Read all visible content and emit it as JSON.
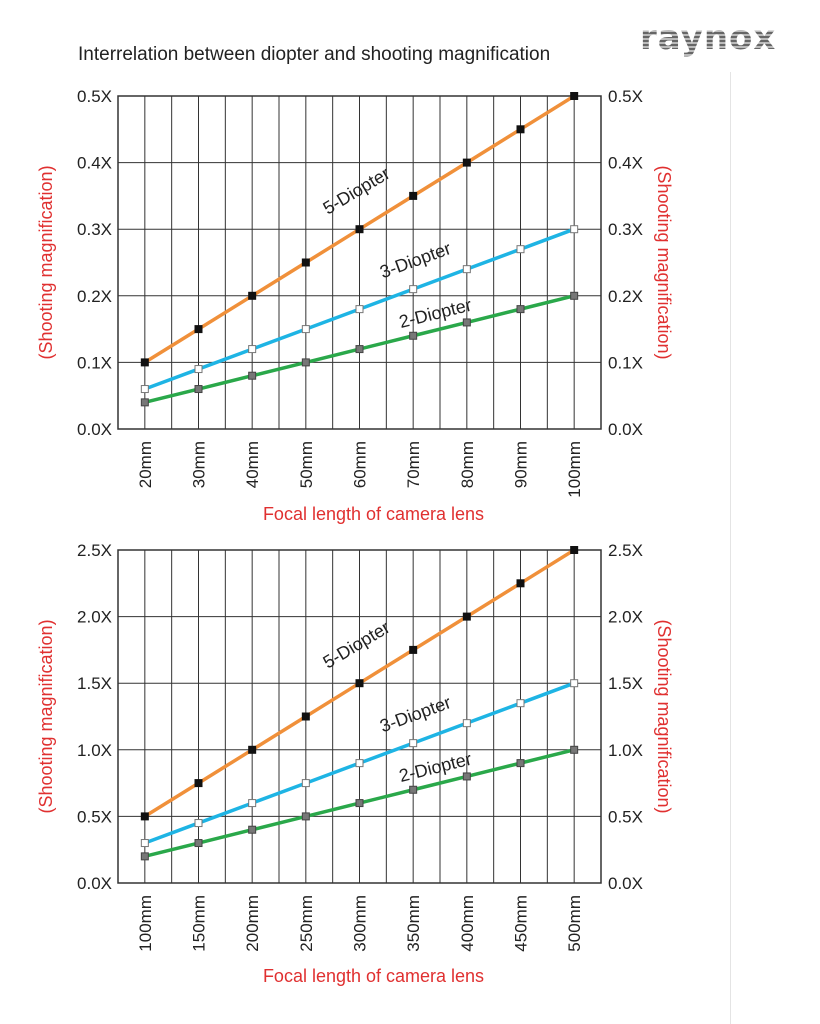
{
  "title": "Interrelation between diopter and shooting magnification",
  "logo": "raynox",
  "colors": {
    "5-Diopter": "#f0903a",
    "3-Diopter": "#1eb4e4",
    "2-Diopter": "#2aa84a",
    "axis_label": "#e03030"
  },
  "chart_data": [
    {
      "type": "line",
      "xlabel": "Focal length of camera lens",
      "ylabel": "(Shooting magnification)",
      "x": [
        20,
        30,
        40,
        50,
        60,
        70,
        80,
        90,
        100
      ],
      "xtick_labels": [
        "20mm",
        "30mm",
        "40mm",
        "50mm",
        "60mm",
        "70mm",
        "80mm",
        "90mm",
        "100mm"
      ],
      "xlim": [
        15,
        105
      ],
      "xgrid_step": 5,
      "ylim": [
        0,
        0.5
      ],
      "yticks": [
        0,
        0.1,
        0.2,
        0.3,
        0.4,
        0.5
      ],
      "ytick_labels": [
        "0.0X",
        "0.1X",
        "0.2X",
        "0.3X",
        "0.4X",
        "0.5X"
      ],
      "series": [
        {
          "name": "5-Diopter",
          "values": [
            0.1,
            0.15,
            0.2,
            0.25,
            0.3,
            0.35,
            0.4,
            0.45,
            0.5
          ]
        },
        {
          "name": "3-Diopter",
          "values": [
            0.06,
            0.09,
            0.12,
            0.15,
            0.18,
            0.21,
            0.24,
            0.27,
            0.3
          ]
        },
        {
          "name": "2-Diopter",
          "values": [
            0.04,
            0.06,
            0.08,
            0.1,
            0.12,
            0.14,
            0.16,
            0.18,
            0.2
          ]
        }
      ]
    },
    {
      "type": "line",
      "xlabel": "Focal length of camera lens",
      "ylabel": "(Shooting magnification)",
      "x": [
        100,
        150,
        200,
        250,
        300,
        350,
        400,
        450,
        500
      ],
      "xtick_labels": [
        "100mm",
        "150mm",
        "200mm",
        "250mm",
        "300mm",
        "350mm",
        "400mm",
        "450mm",
        "500mm"
      ],
      "xlim": [
        75,
        525
      ],
      "xgrid_step": 25,
      "ylim": [
        0,
        2.5
      ],
      "yticks": [
        0,
        0.5,
        1.0,
        1.5,
        2.0,
        2.5
      ],
      "ytick_labels": [
        "0.0X",
        "0.5X",
        "1.0X",
        "1.5X",
        "2.0X",
        "2.5X"
      ],
      "series": [
        {
          "name": "5-Diopter",
          "values": [
            0.5,
            0.75,
            1.0,
            1.25,
            1.5,
            1.75,
            2.0,
            2.25,
            2.5
          ]
        },
        {
          "name": "3-Diopter",
          "values": [
            0.3,
            0.45,
            0.6,
            0.75,
            0.9,
            1.05,
            1.2,
            1.35,
            1.5
          ]
        },
        {
          "name": "2-Diopter",
          "values": [
            0.2,
            0.3,
            0.4,
            0.5,
            0.6,
            0.7,
            0.8,
            0.9,
            1.0
          ]
        }
      ]
    }
  ]
}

• Problem statement
Write every record out again exactly; no pictures belong in the copy.

• Expected answer
Read all visible content and emit it as JSON.
{
  "title": "Interrelation between diopter and shooting magnification",
  "logo": "raynox",
  "colors": {
    "5-Diopter": "#f0903a",
    "3-Diopter": "#1eb4e4",
    "2-Diopter": "#2aa84a",
    "axis_label": "#e03030"
  },
  "chart_data": [
    {
      "type": "line",
      "xlabel": "Focal length of camera lens",
      "ylabel": "(Shooting magnification)",
      "x": [
        20,
        30,
        40,
        50,
        60,
        70,
        80,
        90,
        100
      ],
      "xtick_labels": [
        "20mm",
        "30mm",
        "40mm",
        "50mm",
        "60mm",
        "70mm",
        "80mm",
        "90mm",
        "100mm"
      ],
      "xlim": [
        15,
        105
      ],
      "xgrid_step": 5,
      "ylim": [
        0,
        0.5
      ],
      "yticks": [
        0,
        0.1,
        0.2,
        0.3,
        0.4,
        0.5
      ],
      "ytick_labels": [
        "0.0X",
        "0.1X",
        "0.2X",
        "0.3X",
        "0.4X",
        "0.5X"
      ],
      "series": [
        {
          "name": "5-Diopter",
          "values": [
            0.1,
            0.15,
            0.2,
            0.25,
            0.3,
            0.35,
            0.4,
            0.45,
            0.5
          ]
        },
        {
          "name": "3-Diopter",
          "values": [
            0.06,
            0.09,
            0.12,
            0.15,
            0.18,
            0.21,
            0.24,
            0.27,
            0.3
          ]
        },
        {
          "name": "2-Diopter",
          "values": [
            0.04,
            0.06,
            0.08,
            0.1,
            0.12,
            0.14,
            0.16,
            0.18,
            0.2
          ]
        }
      ]
    },
    {
      "type": "line",
      "xlabel": "Focal length of camera lens",
      "ylabel": "(Shooting magnification)",
      "x": [
        100,
        150,
        200,
        250,
        300,
        350,
        400,
        450,
        500
      ],
      "xtick_labels": [
        "100mm",
        "150mm",
        "200mm",
        "250mm",
        "300mm",
        "350mm",
        "400mm",
        "450mm",
        "500mm"
      ],
      "xlim": [
        75,
        525
      ],
      "xgrid_step": 25,
      "ylim": [
        0,
        2.5
      ],
      "yticks": [
        0,
        0.5,
        1.0,
        1.5,
        2.0,
        2.5
      ],
      "ytick_labels": [
        "0.0X",
        "0.5X",
        "1.0X",
        "1.5X",
        "2.0X",
        "2.5X"
      ],
      "series": [
        {
          "name": "5-Diopter",
          "values": [
            0.5,
            0.75,
            1.0,
            1.25,
            1.5,
            1.75,
            2.0,
            2.25,
            2.5
          ]
        },
        {
          "name": "3-Diopter",
          "values": [
            0.3,
            0.45,
            0.6,
            0.75,
            0.9,
            1.05,
            1.2,
            1.35,
            1.5
          ]
        },
        {
          "name": "2-Diopter",
          "values": [
            0.2,
            0.3,
            0.4,
            0.5,
            0.6,
            0.7,
            0.8,
            0.9,
            1.0
          ]
        }
      ]
    }
  ]
}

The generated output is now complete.